>> Begin Record excerpts
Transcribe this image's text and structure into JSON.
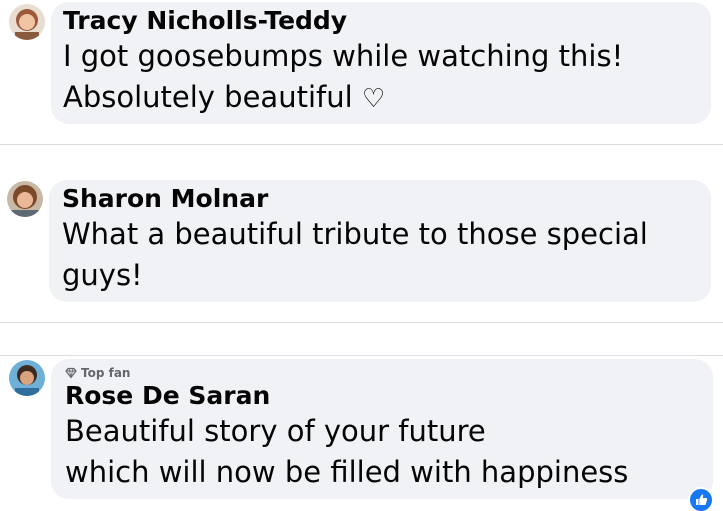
{
  "comments": [
    {
      "author": "Tracy Nicholls-Teddy",
      "line1": "I got goosebumps while watching this!",
      "line2": "Absolutely beautiful",
      "emoji": "♡"
    },
    {
      "author": "Sharon Molnar",
      "line1": "What a beautiful tribute to those special",
      "line2": "guys!"
    },
    {
      "badge": "Top fan",
      "author": "Rose De Saran",
      "line1": "Beautiful story of your future",
      "line2": "which will now be filled with happiness"
    }
  ],
  "colors": {
    "bubble": "#f0f2f5",
    "text": "#050505",
    "meta": "#65676b",
    "accent": "#1877f2"
  },
  "icons": {
    "badge": "diamond-icon",
    "reaction": "like-icon"
  }
}
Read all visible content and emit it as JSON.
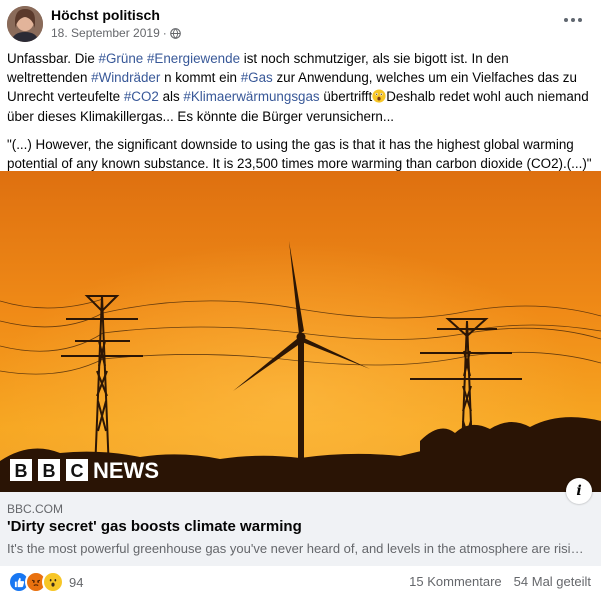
{
  "post": {
    "author": "Höchst politisch",
    "date": "18. September 2019",
    "date_suffix": " · ",
    "privacy_icon": "globe-icon",
    "text": {
      "line1_a": "Unfassbar. Die ",
      "tag_gruene": "#Grüne",
      "tag_energiewende": "#Energiewende",
      "line1_b": " ist noch schmutziger, als sie bigott ist. In den weltrettenden ",
      "tag_windraeder": "#Windräder",
      "line2_a": " n kommt ein ",
      "tag_gas": "#Gas",
      "line2_b": " zur Anwendung, welches um ein Vielfaches das zu Unrecht verteufelte ",
      "tag_co2": "#CO2",
      "line3_a": " als ",
      "tag_klima": "#Klimaerwärmungsgas",
      "line3_b": " übertrifft",
      "emoji": "astonished-face",
      "line3_c": "Deshalb redet wohl auch niemand über dieses Klimakillergas... Es könnte die Bürger verunsichern...",
      "quote": "\"(...) However, the significant downside to using the gas is that it has the highest global warming potential of any known substance. It is 23,500 times more warming than carbon dioxide (CO2).(...)\""
    }
  },
  "link": {
    "image_logo_boxes": [
      "B",
      "B",
      "C"
    ],
    "image_logo_word": "NEWS",
    "info_icon": "i",
    "domain": "BBC.COM",
    "title": "'Dirty secret' gas boosts climate warming",
    "description": "It's the most powerful greenhouse gas you've never heard of, and levels in the atmosphere are rising fast."
  },
  "footer": {
    "reactions": [
      "like-icon",
      "angry-icon",
      "wow-icon"
    ],
    "reaction_count": "94",
    "comments": "15 Kommentare",
    "shares": "54 Mal geteilt"
  },
  "colors": {
    "link_blue": "#385898",
    "muted": "#65676b",
    "sky_top": "#e0740f",
    "sky_mid": "#f59a1c",
    "like_blue": "#1877f2",
    "angry_orange": "#e9710f"
  }
}
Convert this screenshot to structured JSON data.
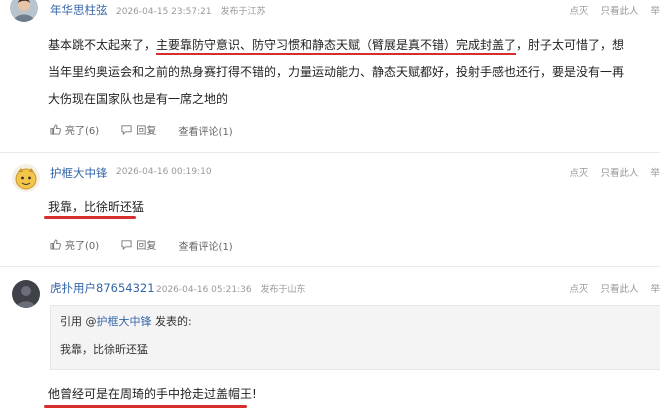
{
  "posts": [
    {
      "username": "年华思柱弦",
      "time": "2026-04-15 23:57:21",
      "location": "发布于江苏",
      "actions": {
        "down": "点灭",
        "see_only": "只看此人",
        "more": "举"
      },
      "body": {
        "line1_pre": "基本跳不太起来了，",
        "line1_ul": "主要靠防守意识、防守习惯和静态天赋（臂展是真不错）完成封盖了",
        "line1_post": "，肘子太可惜了，想",
        "line2": "当年里约奥运会和之前的热身赛打得不错的，力量运动能力、静态天赋都好，投射手感也还行，要是没有一再",
        "line3": "大伤现在国家队也是有一席之地的"
      },
      "bar": {
        "light": "亮了(6)",
        "reply": "回复",
        "view_replies": "查看评论(1)"
      }
    },
    {
      "username": "护框大中锋",
      "time": "2026-04-16 00:19:10",
      "actions": {
        "down": "点灭",
        "see_only": "只看此人",
        "more": "举"
      },
      "body": {
        "line1": "我靠，比徐昕还猛"
      },
      "bar": {
        "light": "亮了(0)",
        "reply": "回复",
        "view_replies": "查看评论(1)"
      }
    },
    {
      "username": "虎扑用户87654321",
      "time": "2026-04-16 05:21:36",
      "location": "发布于山东",
      "actions": {
        "down": "点灭",
        "see_only": "只看此人",
        "more": "举"
      },
      "quote": {
        "prefix": "引用 @",
        "user": "护框大中锋",
        "suffix": " 发表的:",
        "body": "我靠，比徐昕还猛",
        "more": "⋯"
      },
      "body": {
        "line1": "他曾经可是在周琦的手中抢走过盖帽王!"
      }
    }
  ],
  "colors": {
    "username": "#3466a8",
    "underline": "#d62d2d",
    "meta": "#9a9a9a"
  },
  "icons": [
    "thumb-up-icon",
    "reply-icon",
    "avatar-photo",
    "avatar-cartoon",
    "avatar-default"
  ]
}
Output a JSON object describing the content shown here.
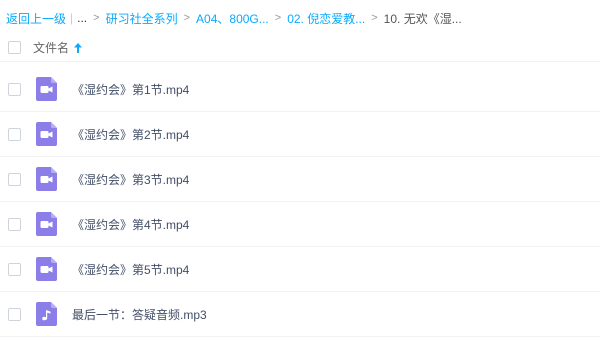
{
  "breadcrumb": {
    "back": "返回上一级",
    "ellipsis": "...",
    "items": [
      "研习社全系列",
      "A04、800G...",
      "02. 倪恋爱教..."
    ],
    "current": "10. 无欢《湿..."
  },
  "header": {
    "name_col": "文件名",
    "sort": "ascending"
  },
  "files": [
    {
      "name": "《湿约会》第1节.mp4",
      "type": "video"
    },
    {
      "name": "《湿约会》第2节.mp4",
      "type": "video"
    },
    {
      "name": "《湿约会》第3节.mp4",
      "type": "video"
    },
    {
      "name": "《湿约会》第4节.mp4",
      "type": "video"
    },
    {
      "name": "《湿约会》第5节.mp4",
      "type": "video"
    },
    {
      "name": "最后一节：答疑音频.mp3",
      "type": "audio"
    }
  ],
  "colors": {
    "link": "#09aaff",
    "video_icon": "#8c7ee8",
    "audio_icon": "#8c7ee8"
  }
}
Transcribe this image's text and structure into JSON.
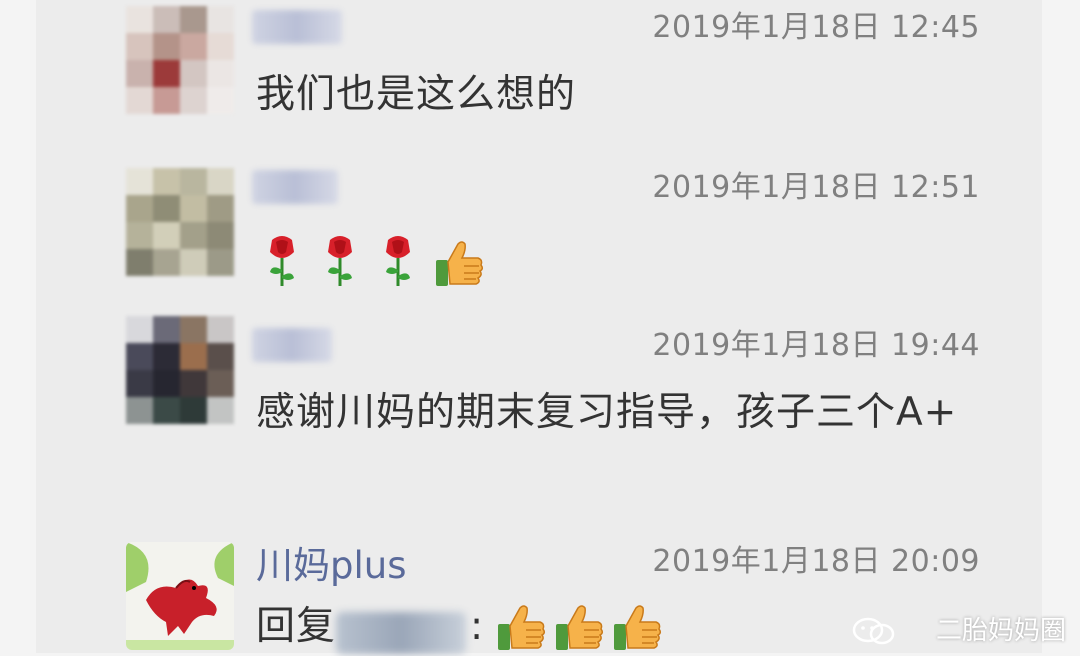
{
  "messages": [
    {
      "time": "2019年1月18日 12:45",
      "text": "我们也是这么想的"
    },
    {
      "time": "2019年1月18日 12:51"
    },
    {
      "time": "2019年1月18日 19:44",
      "text": "感谢川妈的期末复习指导，孩子三个A+"
    },
    {
      "name": "川妈plus",
      "time": "2019年1月18日 20:09",
      "reply_prefix": "回复",
      "reply_colon": ":"
    }
  ],
  "watermark": "二胎妈妈圈",
  "icons": {
    "rose": "rose-icon",
    "thumbs_up": "thumbs-up-icon",
    "wechat": "wechat-icon"
  },
  "colors": {
    "name_link": "#5a6a9a",
    "timestamp": "#808080",
    "text": "#333333"
  }
}
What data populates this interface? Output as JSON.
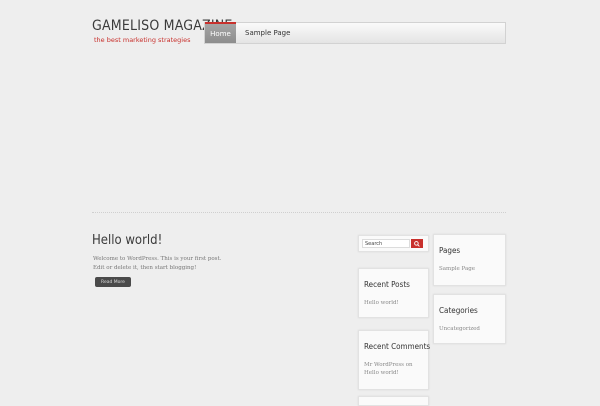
{
  "header": {
    "site_title": "GAMELISO MAGAZINE",
    "tagline": "the best marketing strategies"
  },
  "nav": {
    "items": [
      {
        "label": "Home",
        "active": true
      },
      {
        "label": "Sample Page",
        "active": false
      }
    ]
  },
  "post": {
    "title": "Hello world!",
    "excerpt": "Welcome to WordPress. This is your first post. Edit or delete it, then start blogging!",
    "read_more": "Read More"
  },
  "search": {
    "value": "Search",
    "button_icon": "search-icon"
  },
  "widgets": {
    "recent_posts": {
      "title": "Recent Posts",
      "items": [
        "Hello world!"
      ]
    },
    "recent_comments": {
      "title": "Recent Comments",
      "text": "Mr WordPress on Hello world!"
    },
    "pages": {
      "title": "Pages",
      "items": [
        "Sample Page"
      ]
    },
    "categories": {
      "title": "Categories",
      "items": [
        "Uncategorized"
      ]
    }
  },
  "colors": {
    "accent": "#c8302c",
    "background": "#eeeeee"
  }
}
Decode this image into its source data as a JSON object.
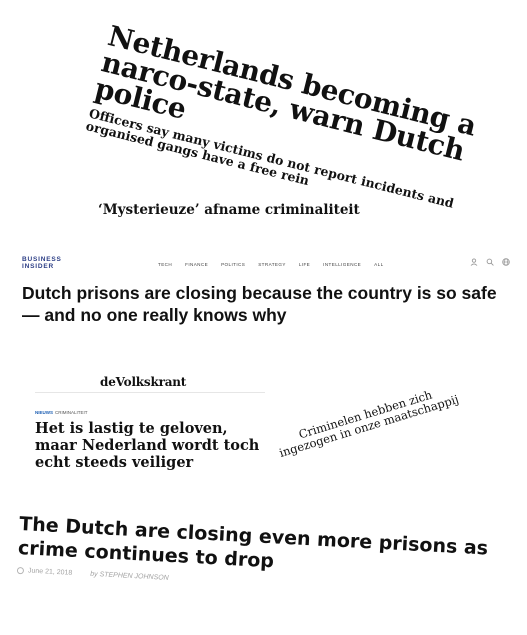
{
  "clip1": {
    "headline": "Netherlands becoming a narco-state, warn Dutch police",
    "subheading": "Officers say many victims do not report incidents and organised gangs have a free rein"
  },
  "clip2": {
    "headline": "‘Mysterieuze’ afname criminaliteit"
  },
  "business_insider": {
    "logo": "BUSINESS\nINSIDER",
    "nav": [
      "TECH",
      "FINANCE",
      "POLITICS",
      "STRATEGY",
      "LIFE",
      "INTELLIGENCE",
      "ALL"
    ],
    "headline": "Dutch prisons are closing because the country is so safe — and no one really knows why",
    "icons": [
      "user-icon",
      "search-icon",
      "globe-icon"
    ]
  },
  "volkskrant": {
    "logo": "deVolkskrant",
    "tag_section": "NIEUWS",
    "tag_topic": "CRIMINALITEIT",
    "headline": "Het is lastig te geloven, maar Nederland wordt toch echt steeds veiliger"
  },
  "quote": {
    "text": "Criminelen hebben zich ingezogen in onze maatschappij"
  },
  "clip6": {
    "headline": "The Dutch are closing even more prisons as crime continues to drop",
    "date": "June 21, 2018",
    "byline": "by STEPHEN JOHNSON"
  }
}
>> End Record excerpts
=== Request ===
The word "username" may appear on some lines. Report how many lines hold it, giving the number alone.

=== The answer ===
4